* Data shown *
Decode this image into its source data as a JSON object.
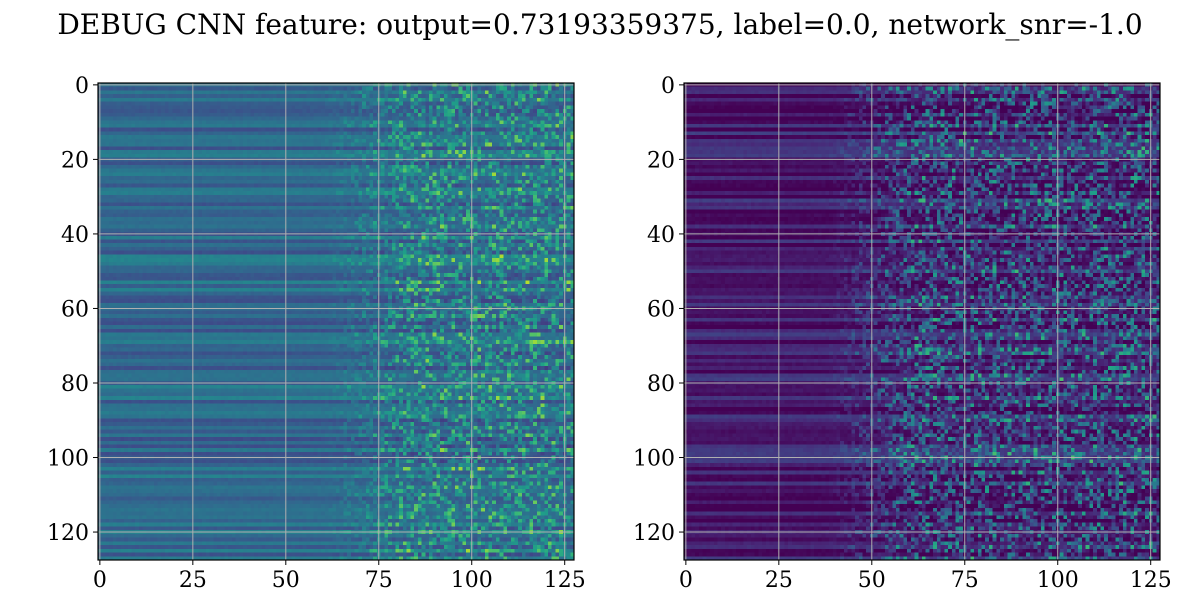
{
  "title": "DEBUG CNN feature: output=0.73193359375, label=0.0, network_snr=-1.0",
  "chart_data": [
    {
      "type": "heatmap",
      "colormap": "viridis",
      "grid": true,
      "rows": 128,
      "cols": 128,
      "xlim": [
        0,
        127
      ],
      "ylim": [
        127,
        0
      ],
      "xticks": [
        0,
        25,
        50,
        75,
        100,
        125
      ],
      "yticks": [
        0,
        20,
        40,
        60,
        80,
        100,
        120
      ],
      "xtick_labels": [
        "0",
        "25",
        "50",
        "75",
        "100",
        "125"
      ],
      "ytick_labels": [
        "0",
        "20",
        "40",
        "60",
        "80",
        "100",
        "120"
      ],
      "value_range": [
        0,
        1
      ],
      "base_level": 0.34,
      "noise_onset_col": 72,
      "noise_strength": 0.45
    },
    {
      "type": "heatmap",
      "colormap": "viridis",
      "grid": true,
      "rows": 128,
      "cols": 128,
      "xlim": [
        0,
        127
      ],
      "ylim": [
        127,
        0
      ],
      "xticks": [
        0,
        25,
        50,
        75,
        100,
        125
      ],
      "yticks": [
        0,
        20,
        40,
        60,
        80,
        100,
        120
      ],
      "xtick_labels": [
        "0",
        "25",
        "50",
        "75",
        "100",
        "125"
      ],
      "ytick_labels": [
        "0",
        "20",
        "40",
        "60",
        "80",
        "100",
        "120"
      ],
      "value_range": [
        0,
        1
      ],
      "base_level": 0.08,
      "noise_onset_col": 50,
      "noise_strength": 0.55
    }
  ]
}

* The problem *
Quote the records in full and exactly; skip any image.

* Written solution *
Decode this image into its source data as a JSON object.
{
  "title": "DEBUG CNN feature: output=0.73193359375, label=0.0, network_snr=-1.0",
  "chart_data": [
    {
      "type": "heatmap",
      "colormap": "viridis",
      "grid": true,
      "rows": 128,
      "cols": 128,
      "xlim": [
        0,
        127
      ],
      "ylim": [
        127,
        0
      ],
      "xticks": [
        0,
        25,
        50,
        75,
        100,
        125
      ],
      "yticks": [
        0,
        20,
        40,
        60,
        80,
        100,
        120
      ],
      "xtick_labels": [
        "0",
        "25",
        "50",
        "75",
        "100",
        "125"
      ],
      "ytick_labels": [
        "0",
        "20",
        "40",
        "60",
        "80",
        "100",
        "120"
      ],
      "value_range": [
        0,
        1
      ],
      "base_level": 0.34,
      "noise_onset_col": 72,
      "noise_strength": 0.45
    },
    {
      "type": "heatmap",
      "colormap": "viridis",
      "grid": true,
      "rows": 128,
      "cols": 128,
      "xlim": [
        0,
        127
      ],
      "ylim": [
        127,
        0
      ],
      "xticks": [
        0,
        25,
        50,
        75,
        100,
        125
      ],
      "yticks": [
        0,
        20,
        40,
        60,
        80,
        100,
        120
      ],
      "xtick_labels": [
        "0",
        "25",
        "50",
        "75",
        "100",
        "125"
      ],
      "ytick_labels": [
        "0",
        "20",
        "40",
        "60",
        "80",
        "100",
        "120"
      ],
      "value_range": [
        0,
        1
      ],
      "base_level": 0.08,
      "noise_onset_col": 50,
      "noise_strength": 0.55
    }
  ]
}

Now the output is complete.